───── RECORDS SHOWN ─────
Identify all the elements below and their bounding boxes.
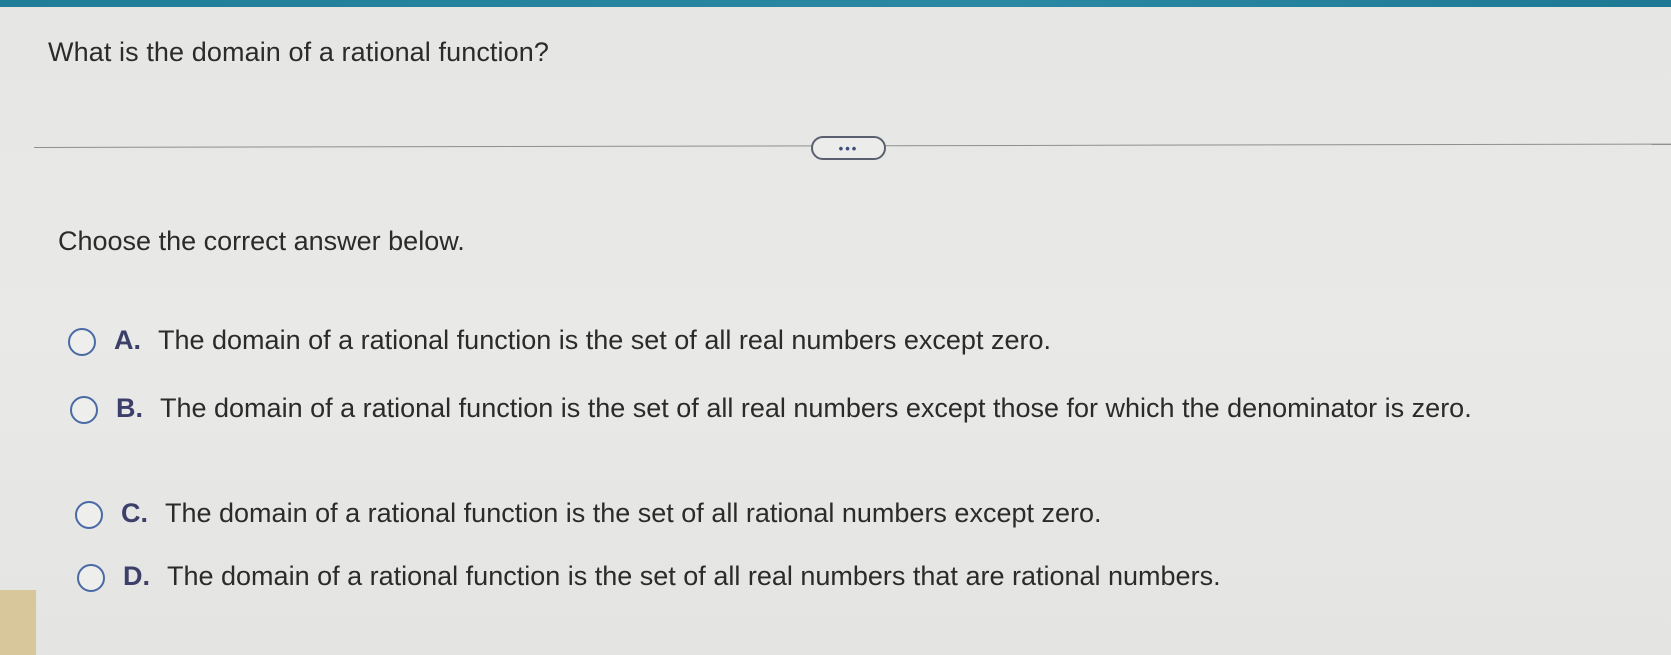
radio-button-c[interactable] [75,501,103,529]
option-text-c: The domain of a rational function is the… [165,498,1102,528]
answer-option-a[interactable]: A. The domain of a rational function is … [68,325,1051,360]
option-text-b: The domain of a rational function is the… [160,393,1472,423]
option-text-d: The domain of a rational function is the… [167,561,1221,591]
option-letter-c: C. [121,498,148,528]
option-letter-d: D. [123,561,150,591]
top-accent-bar [0,0,1671,7]
option-letter-a: A. [114,325,141,355]
radio-button-d[interactable] [77,564,105,592]
answer-option-b[interactable]: B. The domain of a rational function is … [70,393,1630,428]
radio-button-a[interactable] [68,328,96,356]
question-text: What is the domain of a rational functio… [48,37,549,67]
option-letter-b: B. [116,393,143,423]
answer-option-d[interactable]: D. The domain of a rational function is … [77,561,1221,596]
option-text-a: The domain of a rational function is the… [158,325,1051,355]
radio-button-b[interactable] [70,396,98,424]
answer-option-c[interactable]: C. The domain of a rational function is … [75,498,1102,533]
instruction-text: Choose the correct answer below. [58,226,465,256]
sidebar-edge [0,590,36,655]
more-button[interactable]: ••• [811,136,886,160]
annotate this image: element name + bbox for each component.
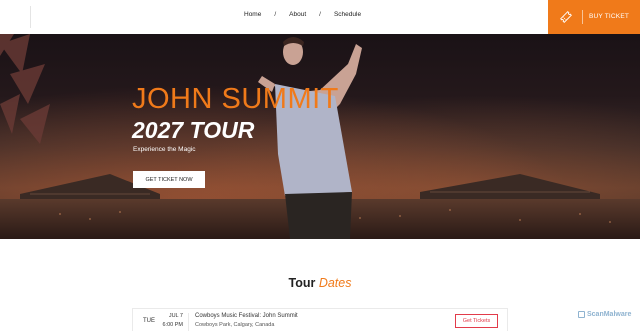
event-time: 6:00 PM bbox=[162, 322, 183, 328]
tour-heading-main: Tour bbox=[288, 276, 316, 290]
hero-tagline: Experience the Magic bbox=[133, 146, 196, 153]
hero-banner: JOHN SUMMIT 2027 TOUR Experience the Mag… bbox=[0, 34, 640, 239]
event-name: Cowboys Music Festival: John Summit bbox=[195, 313, 298, 319]
hero-subtitle: 2027 TOUR bbox=[132, 117, 255, 143]
get-tickets-button[interactable]: Get Tickets bbox=[455, 314, 498, 328]
hero-title: JOHN SUMMIT bbox=[132, 83, 339, 115]
nav-separator: / bbox=[274, 11, 277, 18]
buy-ticket-label: BUY TICKET bbox=[589, 13, 630, 20]
tour-dates-heading: Tour Dates bbox=[0, 276, 640, 290]
nav-schedule-link[interactable]: Schedule bbox=[334, 11, 361, 18]
get-ticket-now-button[interactable]: GET TICKET NOW bbox=[133, 171, 205, 188]
hero-photo bbox=[0, 34, 640, 239]
watermark-text: ScanMalware bbox=[587, 311, 632, 318]
watermark: ScanMalware bbox=[578, 311, 631, 318]
tour-heading-accent: Dates bbox=[318, 276, 352, 290]
tour-event-row: TUE JUL 7 6:00 PM Cowboys Music Festival… bbox=[132, 308, 508, 331]
ticket-icon bbox=[559, 10, 573, 24]
event-divider bbox=[188, 313, 189, 331]
header-divider bbox=[30, 6, 31, 28]
nav-about-link[interactable]: About bbox=[289, 11, 306, 18]
event-date: JUL 7 bbox=[168, 313, 183, 319]
site-header: Home / About / Schedule BUY TICKET bbox=[0, 0, 640, 34]
watermark-icon bbox=[578, 311, 585, 318]
main-nav: Home / About / Schedule bbox=[244, 11, 361, 18]
buy-ticket-button[interactable]: BUY TICKET bbox=[548, 0, 640, 34]
event-day: TUE bbox=[143, 318, 155, 324]
event-venue: Cowboys Park, Calgary, Canada bbox=[195, 322, 275, 328]
nav-home-link[interactable]: Home bbox=[244, 11, 261, 18]
button-divider bbox=[582, 10, 583, 24]
nav-separator: / bbox=[319, 11, 321, 18]
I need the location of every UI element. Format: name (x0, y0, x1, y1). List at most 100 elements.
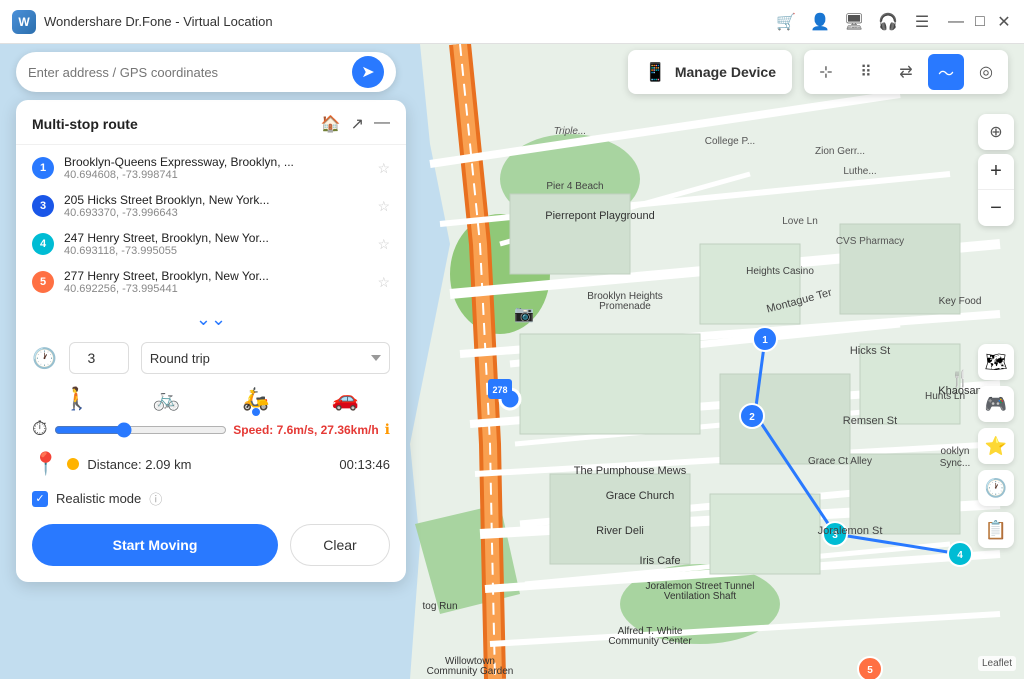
─────
Could you rewrite all of the lines above with each "rational function" renamed to "polynomial function", everything else unchanged and the pictures left out?

Identify all the elements below and their bounding boxes.
radio-button-c[interactable] [75,501,103,529]
option-text-c: The domain of a polynomial function is the… [165,498,1102,528]
answer-option-a[interactable]: A. The domain of a polynomial function is … [68,325,1051,360]
option-text-b: The domain of a polynomial function is the… [160,393,1472,423]
option-text-d: The domain of a polynomial function is the… [167,561,1221,591]
option-letter-c: C. [121,498,148,528]
option-letter-d: D. [123,561,150,591]
top-accent-bar [0,0,1671,7]
option-letter-a: A. [114,325,141,355]
radio-button-d[interactable] [77,564,105,592]
answer-option-b[interactable]: B. The domain of a polynomial function is … [70,393,1630,428]
radio-button-a[interactable] [68,328,96,356]
question-text: What is the domain of a rational functio… [48,37,549,67]
option-letter-b: B. [116,393,143,423]
answer-option-d[interactable]: D. The domain of a polynomial function is … [77,561,1221,596]
option-text-a: The domain of a polynomial function is the… [158,325,1051,355]
radio-button-b[interactable] [70,396,98,424]
answer-option-c[interactable]: C. The domain of a polynomial function is … [75,498,1102,533]
instruction-text: Choose the correct answer below. [58,226,465,256]
sidebar-edge [0,590,36,655]
more-button[interactable]: ••• [811,136,886,160]
annotate this image: element name + bbox for each component.
event-time: 6:00 PM bbox=[162, 322, 183, 328]
tour-heading-main: Tour bbox=[288, 276, 316, 290]
hero-tagline: Experience the Magic bbox=[133, 146, 196, 153]
hero-banner: JOHN SUMMIT 2027 TOUR Experience the Mag… bbox=[0, 34, 640, 239]
event-name: Cowboys Music Festival: John Summit bbox=[195, 313, 298, 319]
hero-subtitle: 2027 TOUR bbox=[132, 117, 255, 143]
get-tickets-button[interactable]: Get Tickets bbox=[455, 314, 498, 328]
hero-title: JOHN SUMMIT bbox=[132, 83, 339, 115]
nav-separator: / bbox=[274, 11, 277, 18]
buy-ticket-label: BUY TICKET bbox=[589, 13, 630, 20]
tour-dates-heading: Tour Dates bbox=[0, 276, 640, 290]
nav-schedule-link[interactable]: Schedule bbox=[334, 11, 361, 18]
get-ticket-now-button[interactable]: GET TICKET NOW bbox=[133, 171, 205, 188]
hero-photo bbox=[0, 34, 640, 239]
watermark-text: ScanMalware bbox=[587, 311, 632, 318]
watermark: ScanMalware bbox=[578, 311, 631, 318]
tour-heading-accent: Dates bbox=[318, 276, 352, 290]
tour-event-row: TUE JUL 7 6:00 PM Cowboys Music Festival… bbox=[132, 308, 508, 331]
ticket-icon bbox=[559, 10, 573, 24]
event-divider bbox=[188, 313, 189, 331]
header-divider bbox=[30, 6, 31, 28]
nav-about-link[interactable]: About bbox=[289, 11, 306, 18]
event-date: JUL 7 bbox=[168, 313, 183, 319]
site-header: Home / About / Schedule BUY TICKET bbox=[0, 0, 640, 34]
watermark-icon bbox=[578, 311, 585, 318]
main-nav: Home / About / Schedule bbox=[244, 11, 361, 18]
buy-ticket-button[interactable]: BUY TICKET bbox=[548, 0, 640, 34]
event-day: TUE bbox=[143, 318, 155, 324]
event-venue: Cowboys Park, Calgary, Canada bbox=[195, 322, 275, 328]
nav-home-link[interactable]: Home bbox=[244, 11, 261, 18]
button-divider bbox=[582, 10, 583, 24]
nav-separator: / bbox=[319, 11, 321, 18]
I need the location of every UI element. Format: name (x0, y0, x1, y1). List at most 100 elements.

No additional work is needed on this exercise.